Recorded data:

begin

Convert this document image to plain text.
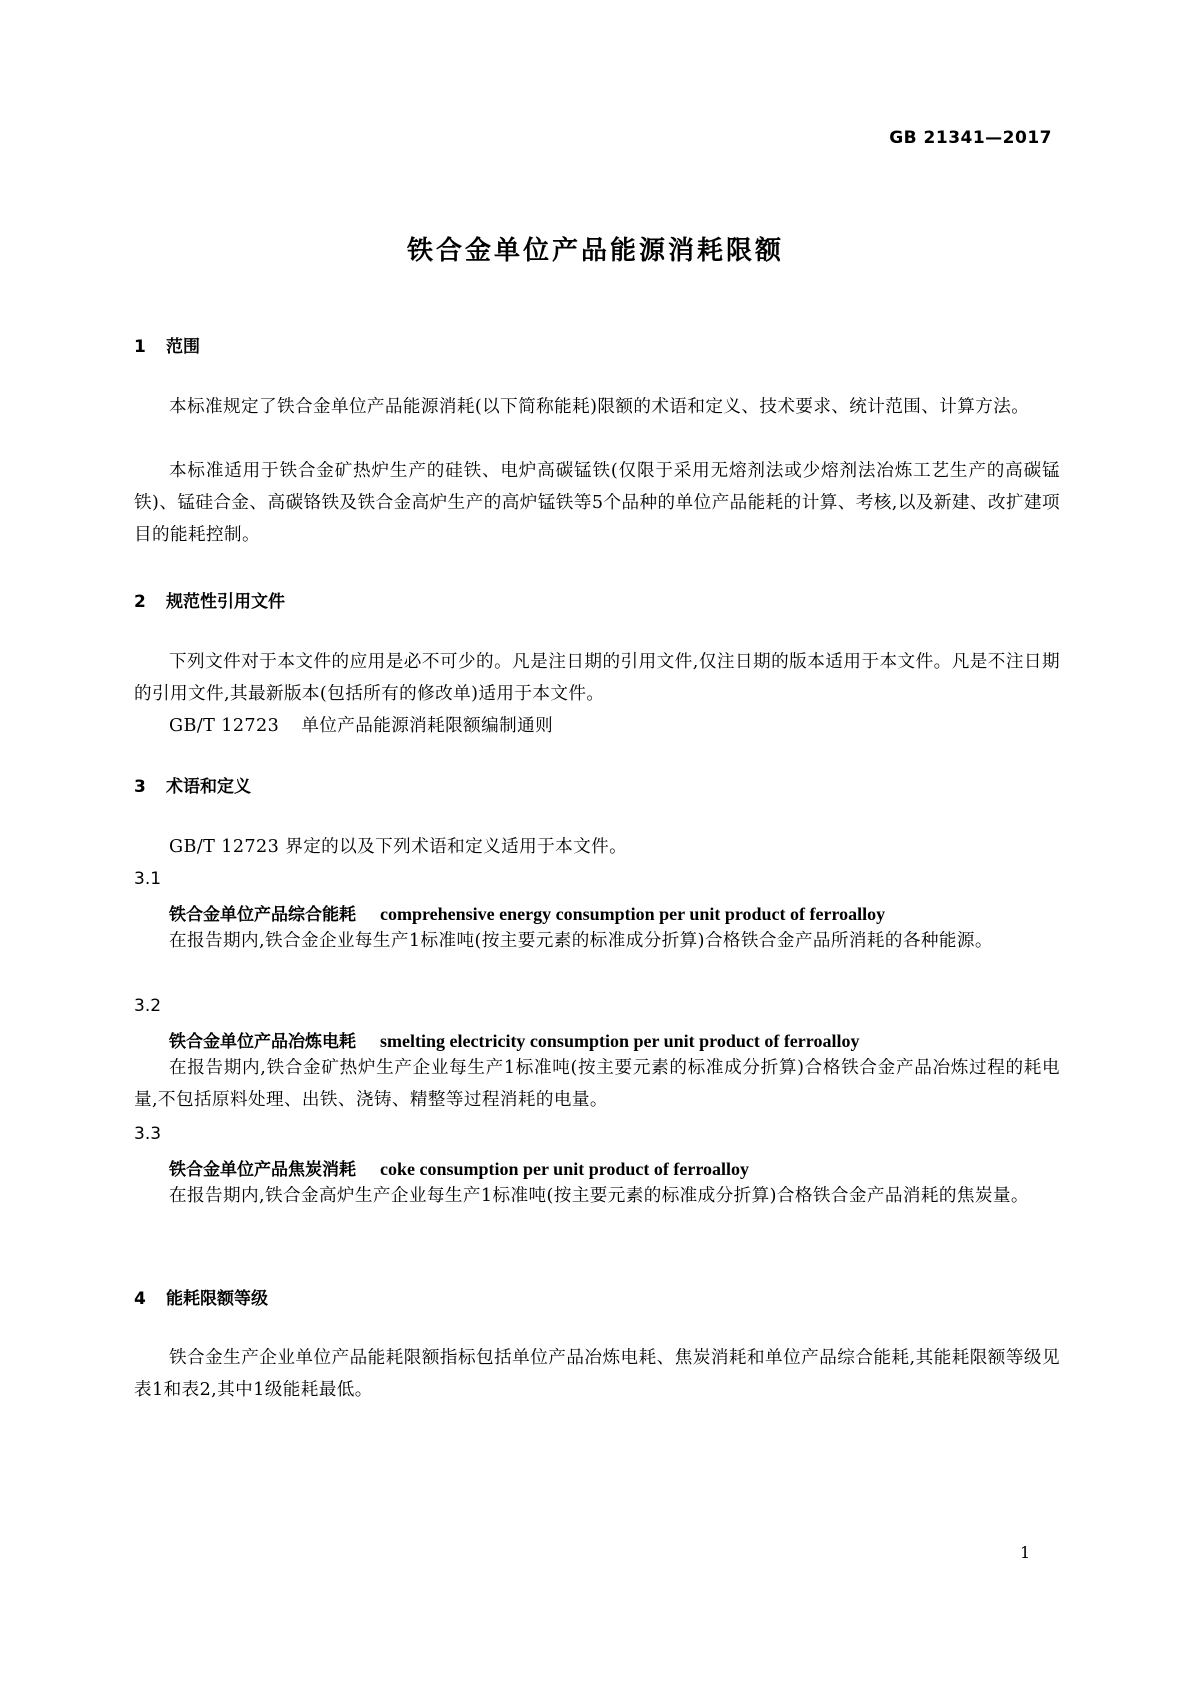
GB 21341—2017
铁合金单位产品能源消耗限额
1 范围
本标准规定了铁合金单位产品能源消耗(以下简称能耗)限额的术语和定义、技术要求、统计范围、计算方法。
本标准适用于铁合金矿热炉生产的硅铁、电炉高碳锰铁(仅限于采用无熔剂法或少熔剂法冶炼工艺生产的高碳锰铁)、锰硅合金、高碳铬铁及铁合金高炉生产的高炉锰铁等5个品种的单位产品能耗的计算、考核,以及新建、改扩建项目的能耗控制。
2 规范性引用文件
下列文件对于本文件的应用是必不可少的。凡是注日期的引用文件,仅注日期的版本适用于本文件。凡是不注日期的引用文件,其最新版本(包括所有的修改单)适用于本文件。
GB/T 12723 单位产品能源消耗限额编制通则
3 术语和定义
GB/T 12723 界定的以及下列术语和定义适用于本文件。
3.1
铁合金单位产品综合能耗 comprehensive energy consumption per unit product of ferroalloy
在报告期内,铁合金企业每生产1标准吨(按主要元素的标准成分折算)合格铁合金产品所消耗的各种能源。
3.2
铁合金单位产品冶炼电耗 smelting electricity consumption per unit product of ferroalloy
在报告期内,铁合金矿热炉生产企业每生产1标准吨(按主要元素的标准成分折算)合格铁合金产品冶炼过程的耗电量,不包括原料处理、出铁、浇铸、精整等过程消耗的电量。
3.3
铁合金单位产品焦炭消耗 coke consumption per unit product of ferroalloy
在报告期内,铁合金高炉生产企业每生产1标准吨(按主要元素的标准成分折算)合格铁合金产品消耗的焦炭量。
4 能耗限额等级
铁合金生产企业单位产品能耗限额指标包括单位产品冶炼电耗、焦炭消耗和单位产品综合能耗,其能耗限额等级见表1和表2,其中1级能耗最低。
1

end

Copy every record above exactly as written, but leave out the pictures.

* _Written answer_:
Convert this document image to plain text.
GB 21341—2017
铁合金单位产品能源消耗限额
1 范围
本标准规定了铁合金单位产品能源消耗(以下简称能耗)限额的术语和定义、技术要求、统计范围、计算方法。
本标准适用于铁合金矿热炉生产的硅铁、电炉高碳锰铁(仅限于采用无熔剂法或少熔剂法冶炼工艺生产的高碳锰铁)、锰硅合金、高碳铬铁及铁合金高炉生产的高炉锰铁等5个品种的单位产品能耗的计算、考核,以及新建、改扩建项目的能耗控制。
2 规范性引用文件
下列文件对于本文件的应用是必不可少的。凡是注日期的引用文件,仅注日期的版本适用于本文件。凡是不注日期的引用文件,其最新版本(包括所有的修改单)适用于本文件。
GB/T 12723 单位产品能源消耗限额编制通则
3 术语和定义
GB/T 12723 界定的以及下列术语和定义适用于本文件。
3.1
铁合金单位产品综合能耗 comprehensive energy consumption per unit product of ferroalloy
在报告期内,铁合金企业每生产1标准吨(按主要元素的标准成分折算)合格铁合金产品所消耗的各种能源。
3.2
铁合金单位产品冶炼电耗 smelting electricity consumption per unit product of ferroalloy
在报告期内,铁合金矿热炉生产企业每生产1标准吨(按主要元素的标准成分折算)合格铁合金产品冶炼过程的耗电量,不包括原料处理、出铁、浇铸、精整等过程消耗的电量。
3.3
铁合金单位产品焦炭消耗 coke consumption per unit product of ferroalloy
在报告期内,铁合金高炉生产企业每生产1标准吨(按主要元素的标准成分折算)合格铁合金产品消耗的焦炭量。
4 能耗限额等级
铁合金生产企业单位产品能耗限额指标包括单位产品冶炼电耗、焦炭消耗和单位产品综合能耗,其能耗限额等级见表1和表2,其中1级能耗最低。
1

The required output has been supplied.